DESCRIPTION OF THE TASK
Return each line that holds the word "ylabel".

— START OF DATASET ENTRIES —

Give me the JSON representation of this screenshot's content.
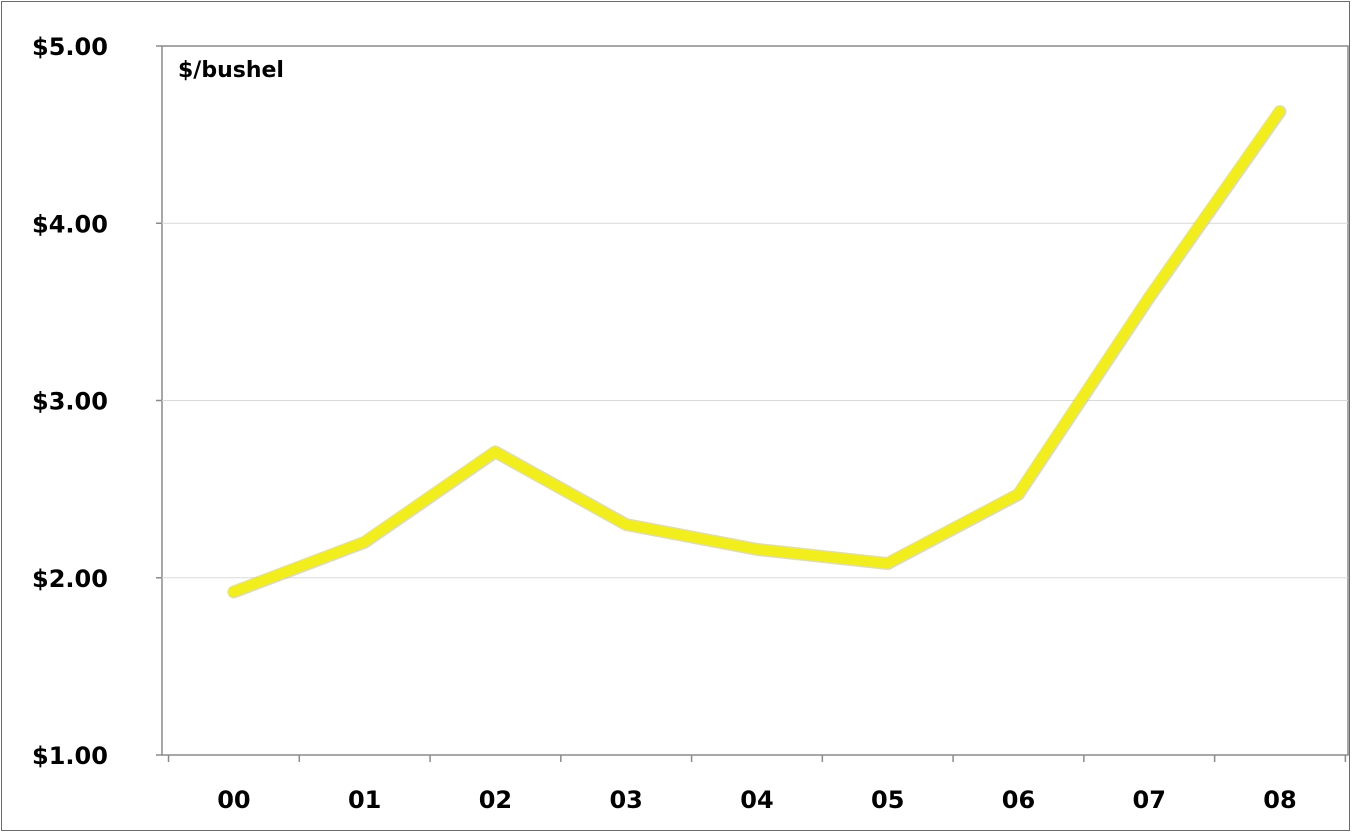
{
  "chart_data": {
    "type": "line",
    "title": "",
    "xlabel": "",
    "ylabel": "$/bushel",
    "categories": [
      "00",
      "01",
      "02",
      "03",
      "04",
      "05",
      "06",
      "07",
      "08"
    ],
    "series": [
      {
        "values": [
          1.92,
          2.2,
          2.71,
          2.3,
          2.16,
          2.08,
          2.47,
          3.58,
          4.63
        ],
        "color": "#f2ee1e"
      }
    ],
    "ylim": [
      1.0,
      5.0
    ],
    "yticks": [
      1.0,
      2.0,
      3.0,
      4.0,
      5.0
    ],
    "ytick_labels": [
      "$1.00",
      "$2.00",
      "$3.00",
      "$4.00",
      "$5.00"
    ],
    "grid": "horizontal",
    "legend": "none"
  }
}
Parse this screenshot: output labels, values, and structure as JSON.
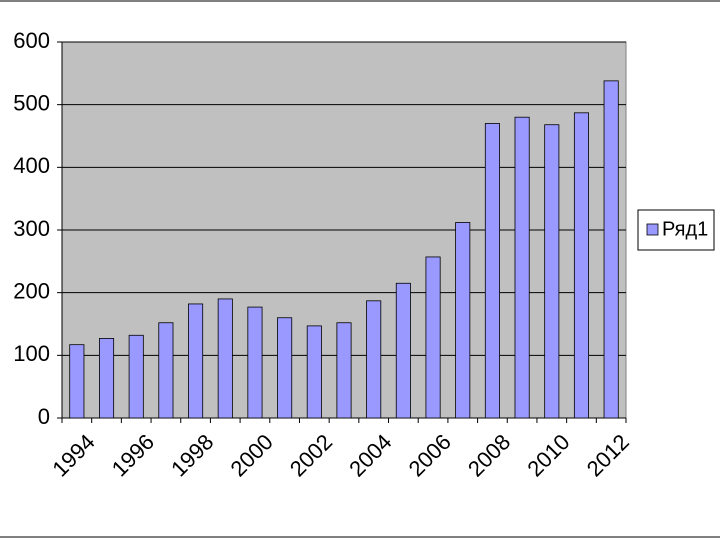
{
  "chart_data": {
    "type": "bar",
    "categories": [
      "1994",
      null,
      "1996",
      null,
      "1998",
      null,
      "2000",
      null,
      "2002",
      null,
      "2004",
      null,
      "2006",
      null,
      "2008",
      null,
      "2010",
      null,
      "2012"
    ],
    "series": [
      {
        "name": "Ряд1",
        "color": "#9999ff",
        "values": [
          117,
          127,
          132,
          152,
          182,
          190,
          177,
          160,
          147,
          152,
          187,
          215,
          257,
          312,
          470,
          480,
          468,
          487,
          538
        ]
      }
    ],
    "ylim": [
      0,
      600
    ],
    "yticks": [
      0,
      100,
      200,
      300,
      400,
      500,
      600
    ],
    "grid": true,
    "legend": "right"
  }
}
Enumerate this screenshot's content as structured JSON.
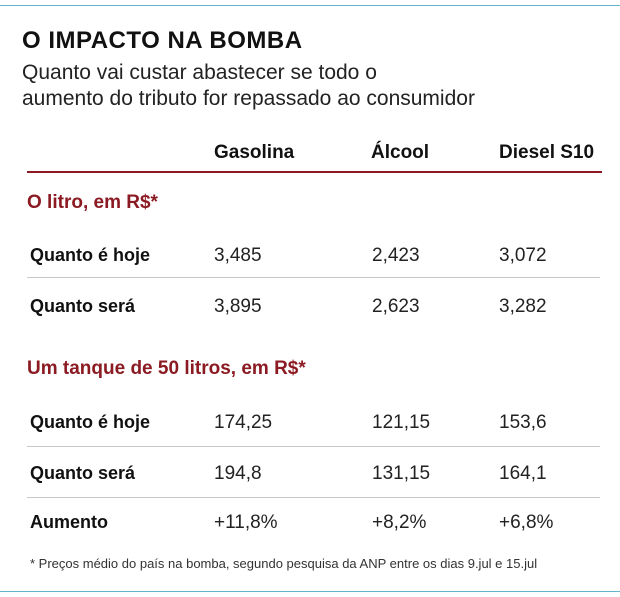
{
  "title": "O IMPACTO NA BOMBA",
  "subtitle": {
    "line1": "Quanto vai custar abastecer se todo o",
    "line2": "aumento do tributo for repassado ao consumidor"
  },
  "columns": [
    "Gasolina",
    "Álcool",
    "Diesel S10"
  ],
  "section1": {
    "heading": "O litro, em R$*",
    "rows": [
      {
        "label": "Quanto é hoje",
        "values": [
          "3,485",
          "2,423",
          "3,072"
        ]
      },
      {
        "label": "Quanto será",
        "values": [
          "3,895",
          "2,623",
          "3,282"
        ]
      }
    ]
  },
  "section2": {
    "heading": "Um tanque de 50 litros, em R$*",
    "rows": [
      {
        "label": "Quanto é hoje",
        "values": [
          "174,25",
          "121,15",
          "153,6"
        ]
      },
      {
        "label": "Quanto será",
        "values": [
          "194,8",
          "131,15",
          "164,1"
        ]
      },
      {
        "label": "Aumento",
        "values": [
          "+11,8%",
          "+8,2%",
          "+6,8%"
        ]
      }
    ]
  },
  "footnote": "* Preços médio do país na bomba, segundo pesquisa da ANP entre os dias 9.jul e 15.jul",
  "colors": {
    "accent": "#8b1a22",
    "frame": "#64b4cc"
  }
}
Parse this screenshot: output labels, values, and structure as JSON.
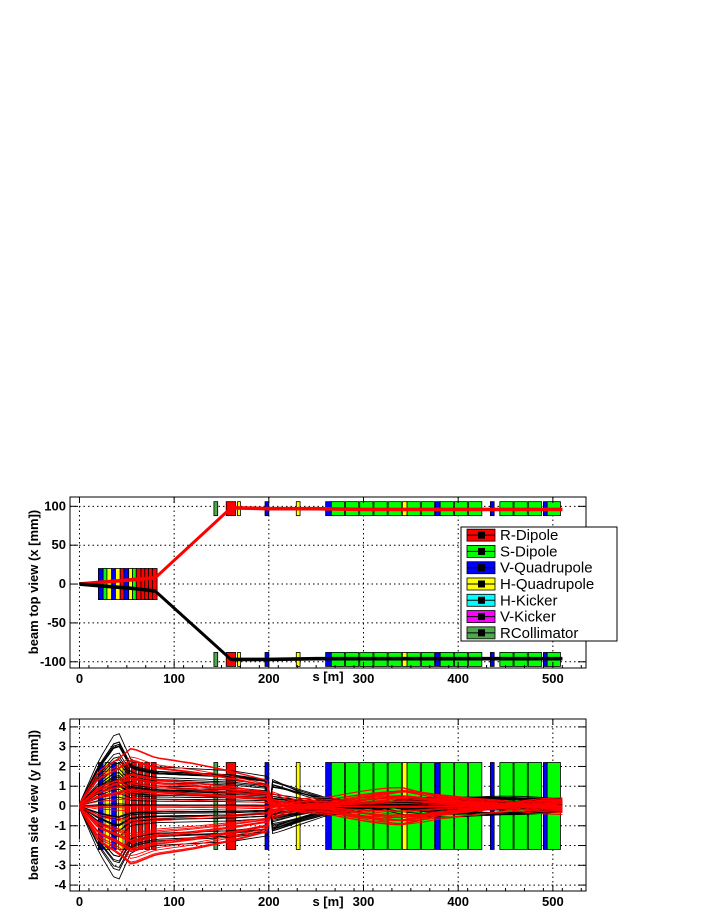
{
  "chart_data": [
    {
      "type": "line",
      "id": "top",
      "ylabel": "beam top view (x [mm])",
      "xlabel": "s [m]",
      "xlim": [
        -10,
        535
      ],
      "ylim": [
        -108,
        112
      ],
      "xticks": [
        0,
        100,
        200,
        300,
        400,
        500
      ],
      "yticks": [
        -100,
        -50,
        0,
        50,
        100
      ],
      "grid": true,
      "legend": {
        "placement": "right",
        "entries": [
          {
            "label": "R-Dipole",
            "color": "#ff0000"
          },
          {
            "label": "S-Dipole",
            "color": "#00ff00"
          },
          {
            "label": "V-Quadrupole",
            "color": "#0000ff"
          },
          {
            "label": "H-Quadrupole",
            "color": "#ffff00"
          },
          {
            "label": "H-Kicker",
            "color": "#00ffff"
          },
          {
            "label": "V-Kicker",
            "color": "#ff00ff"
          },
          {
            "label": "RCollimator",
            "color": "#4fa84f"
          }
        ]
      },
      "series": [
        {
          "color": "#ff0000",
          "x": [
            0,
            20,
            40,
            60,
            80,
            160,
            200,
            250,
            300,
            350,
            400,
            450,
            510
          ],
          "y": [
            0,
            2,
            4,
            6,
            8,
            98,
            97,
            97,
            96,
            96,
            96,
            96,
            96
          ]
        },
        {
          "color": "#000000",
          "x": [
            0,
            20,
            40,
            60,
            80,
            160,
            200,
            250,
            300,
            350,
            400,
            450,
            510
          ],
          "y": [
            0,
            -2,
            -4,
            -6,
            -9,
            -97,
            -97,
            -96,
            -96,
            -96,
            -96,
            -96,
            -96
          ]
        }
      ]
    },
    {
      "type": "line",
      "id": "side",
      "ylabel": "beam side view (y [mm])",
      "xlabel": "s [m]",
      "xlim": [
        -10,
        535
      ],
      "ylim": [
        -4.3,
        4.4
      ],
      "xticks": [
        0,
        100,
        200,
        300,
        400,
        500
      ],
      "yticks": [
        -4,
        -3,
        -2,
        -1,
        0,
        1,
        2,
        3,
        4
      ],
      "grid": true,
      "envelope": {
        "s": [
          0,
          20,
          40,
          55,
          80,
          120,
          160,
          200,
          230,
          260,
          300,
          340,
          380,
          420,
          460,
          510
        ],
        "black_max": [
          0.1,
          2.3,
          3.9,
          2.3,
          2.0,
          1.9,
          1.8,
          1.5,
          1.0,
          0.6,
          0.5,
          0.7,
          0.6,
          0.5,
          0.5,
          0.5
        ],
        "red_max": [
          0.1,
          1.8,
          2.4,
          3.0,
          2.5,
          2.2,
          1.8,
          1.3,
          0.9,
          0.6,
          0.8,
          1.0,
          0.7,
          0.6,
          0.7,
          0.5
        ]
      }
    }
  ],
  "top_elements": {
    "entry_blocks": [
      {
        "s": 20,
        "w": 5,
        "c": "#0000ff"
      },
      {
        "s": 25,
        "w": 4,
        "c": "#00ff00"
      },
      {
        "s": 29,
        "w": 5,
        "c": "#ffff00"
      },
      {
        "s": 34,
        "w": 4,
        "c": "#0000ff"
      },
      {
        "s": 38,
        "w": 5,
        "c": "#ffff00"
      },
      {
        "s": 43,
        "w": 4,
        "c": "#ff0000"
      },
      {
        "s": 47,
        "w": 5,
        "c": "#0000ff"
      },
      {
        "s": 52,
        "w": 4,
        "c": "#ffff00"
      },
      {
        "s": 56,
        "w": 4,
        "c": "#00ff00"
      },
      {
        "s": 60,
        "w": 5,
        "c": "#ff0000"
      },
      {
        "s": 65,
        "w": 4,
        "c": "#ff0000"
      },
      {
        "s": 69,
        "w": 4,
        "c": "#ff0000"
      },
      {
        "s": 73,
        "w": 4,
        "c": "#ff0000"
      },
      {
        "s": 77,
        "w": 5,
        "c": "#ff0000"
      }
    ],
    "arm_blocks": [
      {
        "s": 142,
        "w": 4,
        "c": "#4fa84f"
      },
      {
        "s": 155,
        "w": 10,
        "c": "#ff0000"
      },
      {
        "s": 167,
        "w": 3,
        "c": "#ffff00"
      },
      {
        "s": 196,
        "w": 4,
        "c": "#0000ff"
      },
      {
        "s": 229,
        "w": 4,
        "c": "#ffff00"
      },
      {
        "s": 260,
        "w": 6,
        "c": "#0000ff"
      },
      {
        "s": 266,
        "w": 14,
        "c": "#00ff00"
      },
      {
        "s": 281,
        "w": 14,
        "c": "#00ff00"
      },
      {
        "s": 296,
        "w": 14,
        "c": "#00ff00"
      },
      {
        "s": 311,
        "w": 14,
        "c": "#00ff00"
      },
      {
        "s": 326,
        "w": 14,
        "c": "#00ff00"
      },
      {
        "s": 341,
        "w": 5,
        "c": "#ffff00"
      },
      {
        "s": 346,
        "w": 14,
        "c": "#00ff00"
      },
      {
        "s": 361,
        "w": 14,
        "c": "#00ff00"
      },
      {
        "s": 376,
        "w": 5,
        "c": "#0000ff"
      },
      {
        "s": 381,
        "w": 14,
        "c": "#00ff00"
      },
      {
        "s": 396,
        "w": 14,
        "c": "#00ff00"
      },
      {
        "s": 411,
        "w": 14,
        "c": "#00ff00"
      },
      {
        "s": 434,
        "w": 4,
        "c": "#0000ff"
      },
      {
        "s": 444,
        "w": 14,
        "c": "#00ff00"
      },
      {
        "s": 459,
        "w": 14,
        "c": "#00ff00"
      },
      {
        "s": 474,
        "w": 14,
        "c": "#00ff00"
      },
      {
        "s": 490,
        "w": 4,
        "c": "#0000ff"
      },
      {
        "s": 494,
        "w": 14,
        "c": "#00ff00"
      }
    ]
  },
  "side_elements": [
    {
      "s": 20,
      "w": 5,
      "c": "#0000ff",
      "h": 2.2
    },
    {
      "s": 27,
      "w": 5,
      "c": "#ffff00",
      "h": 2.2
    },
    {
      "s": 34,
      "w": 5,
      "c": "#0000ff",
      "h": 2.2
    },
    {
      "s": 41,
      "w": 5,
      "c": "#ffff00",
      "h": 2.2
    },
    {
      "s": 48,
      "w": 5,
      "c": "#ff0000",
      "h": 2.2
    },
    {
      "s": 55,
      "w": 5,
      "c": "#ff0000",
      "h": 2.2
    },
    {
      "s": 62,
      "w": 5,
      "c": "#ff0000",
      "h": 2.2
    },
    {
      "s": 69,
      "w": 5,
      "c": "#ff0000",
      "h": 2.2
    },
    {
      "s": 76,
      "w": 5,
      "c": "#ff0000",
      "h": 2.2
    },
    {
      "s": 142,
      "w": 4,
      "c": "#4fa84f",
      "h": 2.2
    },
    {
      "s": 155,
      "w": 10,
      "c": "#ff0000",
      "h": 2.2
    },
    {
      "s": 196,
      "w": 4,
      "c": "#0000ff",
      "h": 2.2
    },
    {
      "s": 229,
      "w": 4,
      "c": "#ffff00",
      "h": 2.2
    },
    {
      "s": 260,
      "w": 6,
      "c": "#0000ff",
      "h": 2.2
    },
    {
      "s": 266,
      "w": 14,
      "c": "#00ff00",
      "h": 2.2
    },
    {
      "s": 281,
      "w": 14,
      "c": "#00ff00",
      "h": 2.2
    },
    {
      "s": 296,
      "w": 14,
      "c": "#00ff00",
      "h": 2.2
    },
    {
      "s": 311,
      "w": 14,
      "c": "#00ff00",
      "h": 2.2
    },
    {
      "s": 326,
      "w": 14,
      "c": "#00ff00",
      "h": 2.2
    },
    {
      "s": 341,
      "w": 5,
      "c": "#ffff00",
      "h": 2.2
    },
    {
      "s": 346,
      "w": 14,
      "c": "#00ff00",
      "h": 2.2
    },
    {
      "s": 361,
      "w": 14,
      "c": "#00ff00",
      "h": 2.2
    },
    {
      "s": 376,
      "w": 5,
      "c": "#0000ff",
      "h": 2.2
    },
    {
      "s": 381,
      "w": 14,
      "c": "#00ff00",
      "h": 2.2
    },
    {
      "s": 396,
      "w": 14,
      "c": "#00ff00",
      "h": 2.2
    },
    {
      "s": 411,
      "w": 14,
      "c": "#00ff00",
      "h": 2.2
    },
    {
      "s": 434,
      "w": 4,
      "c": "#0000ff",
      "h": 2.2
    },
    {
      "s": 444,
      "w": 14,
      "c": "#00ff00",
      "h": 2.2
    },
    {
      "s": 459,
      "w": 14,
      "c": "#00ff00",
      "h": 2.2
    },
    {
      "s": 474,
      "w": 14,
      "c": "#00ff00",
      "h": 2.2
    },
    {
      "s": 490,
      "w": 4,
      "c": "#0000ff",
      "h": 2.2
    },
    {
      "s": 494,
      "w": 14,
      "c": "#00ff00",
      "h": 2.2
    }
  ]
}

— END OF DATASET ENTRIES —

WORKED SOLUTION
    "ylabel": "$/bushel",
      "ylabel": "beam top view (x [mm])",
      "ylabel": "beam side view (y [mm])",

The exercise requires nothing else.